**PERSYARATAN TUGAS 1:**
Jawab pertanyaan berikut berdasarkan kutipan berita tentang program Makan Bergizi Gratis:
(a) Siapa yang mengusulkan agar rakyat menyumbang untuk program itu, dan apa jabatannya?
(b) Dua hal apa yang terutama membuat warganet mengkritik keras usulan tersebut?
(c) Akun media sosial mana yang tulisannya dikutip?
**PERSYARATAN TUGAS 2:** Teruskan kutipan berita tentang program Makan Bergizi Gratis, dimulai setelah kalimat terakhirnya.

**KUTIPAN BERITA:**
☆ ☆ ☆ ☆ ☆

Repelita Jakarta - Usulan dari Ketua DPD RI, Sultan Bachtiar Najamudin, yang meminta rakyat untuk menyumbang dalam program Makan Bergizi Gratis (MGB) menjadi perbincangan hangat di media sosial. Banyak warganet yang mengkritik keras usulan tersebut, terutama karena adanya kenaikan pajak yang membebani masyarakat dan maraknya kasus korupsi yang belum tuntas.
Rakyat merasa kecewa dengan pernyataan Sultan Bachtiar Najamudin yang mengajak masyarakat untuk berpartisipasi dalam mendanai program tersebut. "Pajak sudah naik malah disuruh nyumbang. Giliran di korupsi hukuman ringan. Emang pejabat nggak ada otak," tulis akun @syamsoulvlc, menunjukkan kekecewaan atas kebijakan yang dianggap tidak berpihak kepada rakyat.

☆ ☆ ☆ ☆ ☆

**DATA TERSEDIA:**
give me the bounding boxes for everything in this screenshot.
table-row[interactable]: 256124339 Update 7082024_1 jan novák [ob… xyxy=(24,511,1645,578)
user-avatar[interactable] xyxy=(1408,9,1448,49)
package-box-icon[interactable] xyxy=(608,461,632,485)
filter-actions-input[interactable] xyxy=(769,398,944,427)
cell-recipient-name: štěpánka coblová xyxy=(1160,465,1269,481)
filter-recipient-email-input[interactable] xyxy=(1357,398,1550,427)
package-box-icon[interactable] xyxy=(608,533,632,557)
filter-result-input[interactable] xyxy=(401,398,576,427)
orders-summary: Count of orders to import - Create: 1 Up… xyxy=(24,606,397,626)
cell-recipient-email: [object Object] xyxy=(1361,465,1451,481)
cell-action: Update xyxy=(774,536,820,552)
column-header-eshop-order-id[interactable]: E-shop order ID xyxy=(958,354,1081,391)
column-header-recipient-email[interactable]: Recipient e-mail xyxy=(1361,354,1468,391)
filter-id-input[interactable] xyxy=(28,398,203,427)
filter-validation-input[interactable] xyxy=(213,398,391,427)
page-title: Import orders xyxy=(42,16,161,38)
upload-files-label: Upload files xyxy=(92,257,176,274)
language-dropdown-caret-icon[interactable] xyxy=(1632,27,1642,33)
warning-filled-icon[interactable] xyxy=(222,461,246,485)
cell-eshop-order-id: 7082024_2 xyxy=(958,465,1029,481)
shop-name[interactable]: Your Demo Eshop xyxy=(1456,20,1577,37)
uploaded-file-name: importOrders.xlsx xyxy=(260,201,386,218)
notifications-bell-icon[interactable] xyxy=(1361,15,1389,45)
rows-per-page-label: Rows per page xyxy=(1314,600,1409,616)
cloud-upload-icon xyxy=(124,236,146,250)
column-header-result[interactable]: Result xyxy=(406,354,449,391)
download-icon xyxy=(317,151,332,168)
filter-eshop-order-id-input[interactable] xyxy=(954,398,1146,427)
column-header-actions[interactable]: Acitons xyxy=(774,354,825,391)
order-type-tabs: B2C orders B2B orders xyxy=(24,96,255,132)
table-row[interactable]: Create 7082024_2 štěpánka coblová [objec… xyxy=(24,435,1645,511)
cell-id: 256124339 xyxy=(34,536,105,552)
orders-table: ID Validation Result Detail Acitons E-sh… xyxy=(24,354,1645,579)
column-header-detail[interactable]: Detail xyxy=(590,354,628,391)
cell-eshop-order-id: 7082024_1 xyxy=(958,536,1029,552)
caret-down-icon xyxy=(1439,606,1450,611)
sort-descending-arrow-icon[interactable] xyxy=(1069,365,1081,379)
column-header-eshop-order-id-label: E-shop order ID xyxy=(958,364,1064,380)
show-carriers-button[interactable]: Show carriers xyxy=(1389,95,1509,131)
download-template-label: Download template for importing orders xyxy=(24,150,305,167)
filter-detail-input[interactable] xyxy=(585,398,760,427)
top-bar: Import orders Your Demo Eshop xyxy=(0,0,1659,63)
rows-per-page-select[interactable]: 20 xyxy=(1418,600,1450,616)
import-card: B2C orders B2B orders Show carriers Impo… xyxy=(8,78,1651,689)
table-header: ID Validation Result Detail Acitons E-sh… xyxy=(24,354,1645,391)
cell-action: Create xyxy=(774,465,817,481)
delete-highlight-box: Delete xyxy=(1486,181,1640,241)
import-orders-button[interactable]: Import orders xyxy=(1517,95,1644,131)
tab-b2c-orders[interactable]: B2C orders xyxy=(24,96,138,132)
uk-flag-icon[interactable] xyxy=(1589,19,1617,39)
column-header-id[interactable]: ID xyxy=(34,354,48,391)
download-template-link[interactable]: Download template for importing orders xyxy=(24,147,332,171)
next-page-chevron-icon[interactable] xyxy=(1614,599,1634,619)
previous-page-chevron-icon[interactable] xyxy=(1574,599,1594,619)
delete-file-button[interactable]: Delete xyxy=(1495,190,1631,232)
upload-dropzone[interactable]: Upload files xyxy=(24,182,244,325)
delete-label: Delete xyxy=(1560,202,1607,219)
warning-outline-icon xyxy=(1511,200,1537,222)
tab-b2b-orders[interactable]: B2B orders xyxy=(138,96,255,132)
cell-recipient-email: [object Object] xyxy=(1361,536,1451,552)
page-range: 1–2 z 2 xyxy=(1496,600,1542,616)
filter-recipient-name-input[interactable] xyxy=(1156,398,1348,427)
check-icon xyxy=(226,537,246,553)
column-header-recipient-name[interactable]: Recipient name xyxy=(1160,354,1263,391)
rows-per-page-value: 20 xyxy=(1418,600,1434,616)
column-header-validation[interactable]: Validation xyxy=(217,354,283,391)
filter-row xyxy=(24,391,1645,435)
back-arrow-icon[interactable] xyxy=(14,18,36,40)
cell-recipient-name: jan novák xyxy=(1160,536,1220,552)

☆ ☆ ☆ ☆ ☆

**JAWABAN AKHIR 1:**
(a) Sultan Bachtiar Najamudin, Ketua DPD RI.
(b) Kenaikan pajak yang membebani masyarakat dan maraknya kasus korupsi yang belum tuntas.
(c) Akun @syamsoulvlc.

**JAWABAN AKHIR 2:**
Akun @sampilobot mengusulkan agar pendanaan untuk MGB dapat diambil dari sumber lain yang lebih layak, seperti penghapusan jabatan Wakil Menteri atau stafsus presiden, serta efisiensi anggaran negara. "Bisa dari penghapusan Wamen, Penghapusan stafsus presiden, efisiensi gaji anggota Dewan, efisiensi gaji aparat negara, efisiensi biaya belanja kendaraan operasional ASN atau kejar dan binasakan koruptor," saran akun ini.
Di sisi lain, banyak netizen yang merasa bahwa program yang seharusnya dibiayai oleh negara ini justru membuat rakyat yang sudah terbebani pajak semakin tertekan. "Usul rakyat sumbang makan bergizi gratis. Kalau disuruh nyumbang yang akhirnya buat didapetin rakyat sendiri itu bukan gratis," tulis akun @hauwleeshit, menanggapi ide Sultan yang meminta kontribusi rakyat.
Komentar senada datang dari akun @HabibiFuad, yang mempertanyakan ketidaktegasan pemerintah dalam memberantas korupsi, sementara justru meminta rakyat untuk menyumbang. "Nih gimana sih? yang ngotot MGB dia yang suruh nalangin rakyat?" tulisnya. Akun ini juga mengungkapkan kekesalan dengan kebijakan pemerintah yang dinilai tidak adil, "Budget 10k sok-sokan MGB, noh benerin dulu kasus korupsi kagak kelar-kelar karena nggak tegas ke koruptor."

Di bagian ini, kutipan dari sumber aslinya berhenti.